**WHAT THE TASK REQUIRES**
Report how many lines of the entries below contain the word "space", and nothing more.

**AVAILABLE RECORDS**
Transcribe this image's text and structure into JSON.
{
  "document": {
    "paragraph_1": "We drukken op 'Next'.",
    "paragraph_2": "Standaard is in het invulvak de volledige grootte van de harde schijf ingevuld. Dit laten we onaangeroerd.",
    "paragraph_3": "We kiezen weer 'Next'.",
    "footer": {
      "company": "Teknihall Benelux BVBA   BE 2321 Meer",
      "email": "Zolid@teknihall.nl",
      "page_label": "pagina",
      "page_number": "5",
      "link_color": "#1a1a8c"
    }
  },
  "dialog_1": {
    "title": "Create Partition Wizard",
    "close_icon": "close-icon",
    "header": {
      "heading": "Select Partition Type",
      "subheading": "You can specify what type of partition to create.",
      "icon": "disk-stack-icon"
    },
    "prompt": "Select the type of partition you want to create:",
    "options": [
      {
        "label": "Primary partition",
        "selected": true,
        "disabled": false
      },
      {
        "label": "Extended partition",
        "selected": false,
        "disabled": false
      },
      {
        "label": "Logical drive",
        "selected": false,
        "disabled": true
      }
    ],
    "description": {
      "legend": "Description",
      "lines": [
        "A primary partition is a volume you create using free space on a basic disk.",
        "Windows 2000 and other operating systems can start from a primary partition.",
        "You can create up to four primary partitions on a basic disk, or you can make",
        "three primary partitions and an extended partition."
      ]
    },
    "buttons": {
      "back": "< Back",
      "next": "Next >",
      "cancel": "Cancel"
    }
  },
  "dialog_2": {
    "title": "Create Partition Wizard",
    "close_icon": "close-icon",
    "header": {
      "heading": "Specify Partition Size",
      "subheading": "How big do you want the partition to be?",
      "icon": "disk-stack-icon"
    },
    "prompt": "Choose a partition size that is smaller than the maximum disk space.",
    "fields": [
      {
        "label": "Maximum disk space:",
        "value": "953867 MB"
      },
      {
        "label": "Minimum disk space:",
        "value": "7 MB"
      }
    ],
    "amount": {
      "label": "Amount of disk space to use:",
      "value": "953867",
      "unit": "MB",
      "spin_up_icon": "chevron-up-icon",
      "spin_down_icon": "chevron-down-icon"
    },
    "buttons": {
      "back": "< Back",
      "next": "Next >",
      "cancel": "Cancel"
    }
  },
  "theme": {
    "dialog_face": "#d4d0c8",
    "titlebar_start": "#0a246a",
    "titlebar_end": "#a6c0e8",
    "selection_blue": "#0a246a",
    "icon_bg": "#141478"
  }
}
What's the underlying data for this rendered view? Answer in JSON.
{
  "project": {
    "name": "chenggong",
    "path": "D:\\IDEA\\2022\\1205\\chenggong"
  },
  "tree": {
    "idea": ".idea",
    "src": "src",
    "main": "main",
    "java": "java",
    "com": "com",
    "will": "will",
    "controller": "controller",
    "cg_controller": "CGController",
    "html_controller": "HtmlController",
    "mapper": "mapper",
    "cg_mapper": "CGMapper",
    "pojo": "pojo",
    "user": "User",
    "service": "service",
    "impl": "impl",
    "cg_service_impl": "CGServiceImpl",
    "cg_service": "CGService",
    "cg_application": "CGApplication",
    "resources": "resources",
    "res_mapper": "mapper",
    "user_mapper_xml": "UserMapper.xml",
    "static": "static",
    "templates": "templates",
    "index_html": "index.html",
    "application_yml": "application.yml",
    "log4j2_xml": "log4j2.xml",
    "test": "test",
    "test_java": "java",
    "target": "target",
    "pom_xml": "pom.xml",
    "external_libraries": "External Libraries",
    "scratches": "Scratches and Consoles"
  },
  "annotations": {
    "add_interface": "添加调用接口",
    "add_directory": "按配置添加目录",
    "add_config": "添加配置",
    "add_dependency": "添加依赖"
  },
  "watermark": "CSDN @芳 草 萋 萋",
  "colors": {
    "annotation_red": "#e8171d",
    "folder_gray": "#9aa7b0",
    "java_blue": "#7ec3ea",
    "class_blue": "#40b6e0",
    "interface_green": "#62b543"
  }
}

**TASK SOLUTION**
5